■ Given request: Say how many lines contain "legend"; the answer is the number alone.

■ Information shown:

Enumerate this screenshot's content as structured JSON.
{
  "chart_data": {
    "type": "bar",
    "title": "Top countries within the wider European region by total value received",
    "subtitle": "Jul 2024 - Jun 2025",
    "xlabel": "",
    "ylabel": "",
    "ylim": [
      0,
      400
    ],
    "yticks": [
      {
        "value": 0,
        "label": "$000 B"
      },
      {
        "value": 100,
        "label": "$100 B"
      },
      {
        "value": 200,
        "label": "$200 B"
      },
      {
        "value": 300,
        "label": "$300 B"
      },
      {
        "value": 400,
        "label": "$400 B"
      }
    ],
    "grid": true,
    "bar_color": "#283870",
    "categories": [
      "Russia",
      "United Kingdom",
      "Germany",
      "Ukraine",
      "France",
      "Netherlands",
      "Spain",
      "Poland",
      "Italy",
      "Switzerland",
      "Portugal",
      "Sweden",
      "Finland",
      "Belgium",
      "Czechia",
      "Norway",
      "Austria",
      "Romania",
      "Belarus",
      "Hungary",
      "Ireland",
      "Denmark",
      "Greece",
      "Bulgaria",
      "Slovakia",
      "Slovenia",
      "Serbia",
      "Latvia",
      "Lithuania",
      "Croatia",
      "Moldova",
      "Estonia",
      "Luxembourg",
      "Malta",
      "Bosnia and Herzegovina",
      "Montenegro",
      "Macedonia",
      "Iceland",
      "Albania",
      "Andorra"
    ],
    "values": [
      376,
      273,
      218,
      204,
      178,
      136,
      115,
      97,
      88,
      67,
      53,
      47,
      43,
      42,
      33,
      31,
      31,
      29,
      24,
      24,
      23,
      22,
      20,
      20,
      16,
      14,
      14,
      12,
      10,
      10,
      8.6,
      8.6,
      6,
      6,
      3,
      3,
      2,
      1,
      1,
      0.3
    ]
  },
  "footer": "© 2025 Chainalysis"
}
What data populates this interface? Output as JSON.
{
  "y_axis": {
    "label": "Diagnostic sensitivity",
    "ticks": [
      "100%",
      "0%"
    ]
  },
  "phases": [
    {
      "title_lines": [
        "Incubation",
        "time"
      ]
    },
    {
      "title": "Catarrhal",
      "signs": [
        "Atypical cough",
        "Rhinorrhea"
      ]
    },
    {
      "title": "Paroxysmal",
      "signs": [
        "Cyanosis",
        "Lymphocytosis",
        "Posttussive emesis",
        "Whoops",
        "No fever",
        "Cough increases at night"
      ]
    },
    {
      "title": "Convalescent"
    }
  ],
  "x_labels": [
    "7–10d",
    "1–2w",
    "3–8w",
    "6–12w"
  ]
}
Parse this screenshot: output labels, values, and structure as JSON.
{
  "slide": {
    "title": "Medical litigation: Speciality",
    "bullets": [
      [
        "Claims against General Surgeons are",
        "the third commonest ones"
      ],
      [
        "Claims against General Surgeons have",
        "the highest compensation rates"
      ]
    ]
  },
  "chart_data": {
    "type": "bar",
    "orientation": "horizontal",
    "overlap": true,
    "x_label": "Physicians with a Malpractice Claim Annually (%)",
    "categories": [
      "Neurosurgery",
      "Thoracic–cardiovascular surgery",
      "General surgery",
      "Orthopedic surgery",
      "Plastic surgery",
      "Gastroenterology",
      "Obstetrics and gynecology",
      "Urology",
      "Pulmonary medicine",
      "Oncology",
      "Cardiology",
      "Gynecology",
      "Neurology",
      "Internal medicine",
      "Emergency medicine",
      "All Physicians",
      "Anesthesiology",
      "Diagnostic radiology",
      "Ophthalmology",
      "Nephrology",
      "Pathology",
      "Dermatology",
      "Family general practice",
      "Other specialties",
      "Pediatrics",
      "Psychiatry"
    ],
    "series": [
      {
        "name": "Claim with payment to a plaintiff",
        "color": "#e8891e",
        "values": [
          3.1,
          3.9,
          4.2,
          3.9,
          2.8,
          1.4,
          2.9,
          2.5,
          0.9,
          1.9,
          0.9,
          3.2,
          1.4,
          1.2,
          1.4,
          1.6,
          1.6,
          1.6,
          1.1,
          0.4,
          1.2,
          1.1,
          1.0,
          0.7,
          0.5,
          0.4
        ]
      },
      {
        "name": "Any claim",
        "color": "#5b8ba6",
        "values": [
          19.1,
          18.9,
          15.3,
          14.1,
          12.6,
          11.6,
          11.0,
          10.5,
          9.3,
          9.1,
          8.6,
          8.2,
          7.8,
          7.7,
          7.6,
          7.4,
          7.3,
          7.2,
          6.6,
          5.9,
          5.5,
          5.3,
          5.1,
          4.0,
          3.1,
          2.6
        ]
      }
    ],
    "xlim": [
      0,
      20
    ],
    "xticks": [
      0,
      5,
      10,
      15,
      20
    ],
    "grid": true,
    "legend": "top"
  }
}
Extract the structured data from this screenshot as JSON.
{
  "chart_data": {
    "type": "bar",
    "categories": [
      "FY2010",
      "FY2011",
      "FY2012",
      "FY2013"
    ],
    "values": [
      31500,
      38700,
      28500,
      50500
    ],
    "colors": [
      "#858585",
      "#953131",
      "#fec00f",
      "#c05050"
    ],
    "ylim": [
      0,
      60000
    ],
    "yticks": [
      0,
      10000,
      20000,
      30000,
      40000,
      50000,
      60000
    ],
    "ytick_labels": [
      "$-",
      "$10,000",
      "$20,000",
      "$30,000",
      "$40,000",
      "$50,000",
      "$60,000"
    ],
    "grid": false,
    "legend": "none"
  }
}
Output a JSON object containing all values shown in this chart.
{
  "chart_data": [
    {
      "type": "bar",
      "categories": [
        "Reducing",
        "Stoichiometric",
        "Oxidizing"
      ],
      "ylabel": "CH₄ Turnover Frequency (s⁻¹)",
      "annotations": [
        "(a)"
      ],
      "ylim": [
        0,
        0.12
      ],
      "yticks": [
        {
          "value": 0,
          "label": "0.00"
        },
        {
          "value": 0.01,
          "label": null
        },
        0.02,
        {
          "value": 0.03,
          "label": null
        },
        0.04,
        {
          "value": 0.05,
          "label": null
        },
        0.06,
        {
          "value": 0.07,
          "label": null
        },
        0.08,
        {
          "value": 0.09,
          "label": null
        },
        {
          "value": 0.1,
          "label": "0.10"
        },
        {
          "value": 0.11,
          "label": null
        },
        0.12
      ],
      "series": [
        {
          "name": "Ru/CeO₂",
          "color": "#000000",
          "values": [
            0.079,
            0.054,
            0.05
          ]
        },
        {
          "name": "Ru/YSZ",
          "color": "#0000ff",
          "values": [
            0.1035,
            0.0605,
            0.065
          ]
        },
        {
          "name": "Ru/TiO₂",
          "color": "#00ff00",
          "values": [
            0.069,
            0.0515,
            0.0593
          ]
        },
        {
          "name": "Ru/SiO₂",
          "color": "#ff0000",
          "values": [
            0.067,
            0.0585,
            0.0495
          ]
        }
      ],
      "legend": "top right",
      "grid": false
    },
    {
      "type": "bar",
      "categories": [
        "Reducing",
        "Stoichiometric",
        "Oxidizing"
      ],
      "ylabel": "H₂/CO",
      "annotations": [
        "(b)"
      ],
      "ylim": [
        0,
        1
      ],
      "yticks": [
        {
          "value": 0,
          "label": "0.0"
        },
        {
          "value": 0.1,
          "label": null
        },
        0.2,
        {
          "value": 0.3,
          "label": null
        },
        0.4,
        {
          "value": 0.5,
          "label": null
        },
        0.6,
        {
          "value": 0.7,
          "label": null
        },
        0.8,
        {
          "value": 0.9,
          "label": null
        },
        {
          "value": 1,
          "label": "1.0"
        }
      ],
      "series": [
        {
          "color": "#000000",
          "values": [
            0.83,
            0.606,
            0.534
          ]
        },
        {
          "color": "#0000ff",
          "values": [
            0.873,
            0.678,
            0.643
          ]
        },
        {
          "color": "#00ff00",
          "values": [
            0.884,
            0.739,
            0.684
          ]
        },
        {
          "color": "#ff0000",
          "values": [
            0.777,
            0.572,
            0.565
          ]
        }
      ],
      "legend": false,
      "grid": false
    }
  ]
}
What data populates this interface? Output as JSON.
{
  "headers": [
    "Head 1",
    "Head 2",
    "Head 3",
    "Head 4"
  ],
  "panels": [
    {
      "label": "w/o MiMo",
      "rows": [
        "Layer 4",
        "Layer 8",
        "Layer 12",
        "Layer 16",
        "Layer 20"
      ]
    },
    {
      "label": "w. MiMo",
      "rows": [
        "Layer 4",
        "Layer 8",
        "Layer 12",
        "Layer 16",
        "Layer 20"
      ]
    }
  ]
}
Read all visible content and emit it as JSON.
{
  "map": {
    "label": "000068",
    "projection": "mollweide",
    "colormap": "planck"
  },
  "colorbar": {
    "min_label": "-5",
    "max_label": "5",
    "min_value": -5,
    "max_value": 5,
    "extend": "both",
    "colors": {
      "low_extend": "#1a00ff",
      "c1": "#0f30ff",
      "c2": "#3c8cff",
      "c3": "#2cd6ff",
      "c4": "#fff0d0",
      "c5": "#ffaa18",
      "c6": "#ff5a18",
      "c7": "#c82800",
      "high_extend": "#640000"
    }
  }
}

■ Completed task: 4